* [TASK DETAILS] Using the listing below, extract each line that has the word "text" in it.

* START LISTED ENTRIES *

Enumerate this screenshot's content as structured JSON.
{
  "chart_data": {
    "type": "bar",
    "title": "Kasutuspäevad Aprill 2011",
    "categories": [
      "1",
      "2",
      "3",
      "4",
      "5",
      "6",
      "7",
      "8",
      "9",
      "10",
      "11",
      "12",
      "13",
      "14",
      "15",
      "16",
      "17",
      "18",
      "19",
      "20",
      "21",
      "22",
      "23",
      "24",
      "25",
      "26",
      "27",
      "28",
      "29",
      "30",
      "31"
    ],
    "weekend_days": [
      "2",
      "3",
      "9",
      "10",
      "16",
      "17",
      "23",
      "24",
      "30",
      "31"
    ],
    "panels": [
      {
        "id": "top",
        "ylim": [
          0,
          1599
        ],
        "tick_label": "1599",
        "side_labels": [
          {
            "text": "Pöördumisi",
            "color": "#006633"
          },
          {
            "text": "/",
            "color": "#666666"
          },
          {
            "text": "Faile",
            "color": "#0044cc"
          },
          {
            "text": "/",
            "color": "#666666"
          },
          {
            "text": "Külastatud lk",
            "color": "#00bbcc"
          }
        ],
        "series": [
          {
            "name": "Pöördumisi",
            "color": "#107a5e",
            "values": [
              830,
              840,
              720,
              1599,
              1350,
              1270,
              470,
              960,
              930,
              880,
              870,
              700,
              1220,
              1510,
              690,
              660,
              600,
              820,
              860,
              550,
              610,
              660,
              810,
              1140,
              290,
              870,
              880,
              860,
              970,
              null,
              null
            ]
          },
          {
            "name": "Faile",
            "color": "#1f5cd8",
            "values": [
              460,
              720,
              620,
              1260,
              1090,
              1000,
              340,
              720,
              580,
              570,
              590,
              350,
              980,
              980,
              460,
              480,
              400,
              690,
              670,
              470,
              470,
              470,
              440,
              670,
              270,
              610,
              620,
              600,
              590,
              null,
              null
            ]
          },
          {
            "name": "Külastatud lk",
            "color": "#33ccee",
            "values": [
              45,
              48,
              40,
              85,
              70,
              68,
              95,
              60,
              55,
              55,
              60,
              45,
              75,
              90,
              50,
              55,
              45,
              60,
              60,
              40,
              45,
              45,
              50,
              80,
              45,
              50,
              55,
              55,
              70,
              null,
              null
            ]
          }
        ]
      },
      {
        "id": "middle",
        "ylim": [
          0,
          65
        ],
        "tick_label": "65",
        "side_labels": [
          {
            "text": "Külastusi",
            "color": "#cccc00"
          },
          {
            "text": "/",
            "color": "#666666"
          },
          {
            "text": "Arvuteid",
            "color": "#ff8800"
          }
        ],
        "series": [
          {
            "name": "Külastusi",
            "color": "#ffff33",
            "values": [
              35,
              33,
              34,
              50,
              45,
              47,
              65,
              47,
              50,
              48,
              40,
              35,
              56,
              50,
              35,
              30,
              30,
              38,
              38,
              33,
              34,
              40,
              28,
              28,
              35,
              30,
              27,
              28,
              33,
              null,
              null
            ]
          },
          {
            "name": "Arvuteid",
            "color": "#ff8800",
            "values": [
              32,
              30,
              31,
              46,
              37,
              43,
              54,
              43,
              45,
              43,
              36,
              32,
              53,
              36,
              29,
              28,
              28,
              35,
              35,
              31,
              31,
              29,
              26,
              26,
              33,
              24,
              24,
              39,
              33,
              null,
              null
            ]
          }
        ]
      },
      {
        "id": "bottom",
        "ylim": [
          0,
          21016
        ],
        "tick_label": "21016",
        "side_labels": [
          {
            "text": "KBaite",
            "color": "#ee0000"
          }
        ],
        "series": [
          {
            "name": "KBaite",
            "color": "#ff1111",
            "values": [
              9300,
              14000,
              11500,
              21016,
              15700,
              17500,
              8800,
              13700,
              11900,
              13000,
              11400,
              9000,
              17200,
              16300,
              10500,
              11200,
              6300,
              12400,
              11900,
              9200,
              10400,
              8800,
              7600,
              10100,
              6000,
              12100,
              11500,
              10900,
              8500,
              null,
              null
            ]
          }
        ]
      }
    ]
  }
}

* END LISTED ENTRIES *

* [REPLY TO THE EXERCISE]
            "text": "Pöördumisi",
            "text": "/",
            "text": "Faile",
            "text": "/",
            "text": "Külastatud lk",
            "text": "Külastusi",
            "text": "/",
            "text": "Arvuteid",
            "text": "KBaite",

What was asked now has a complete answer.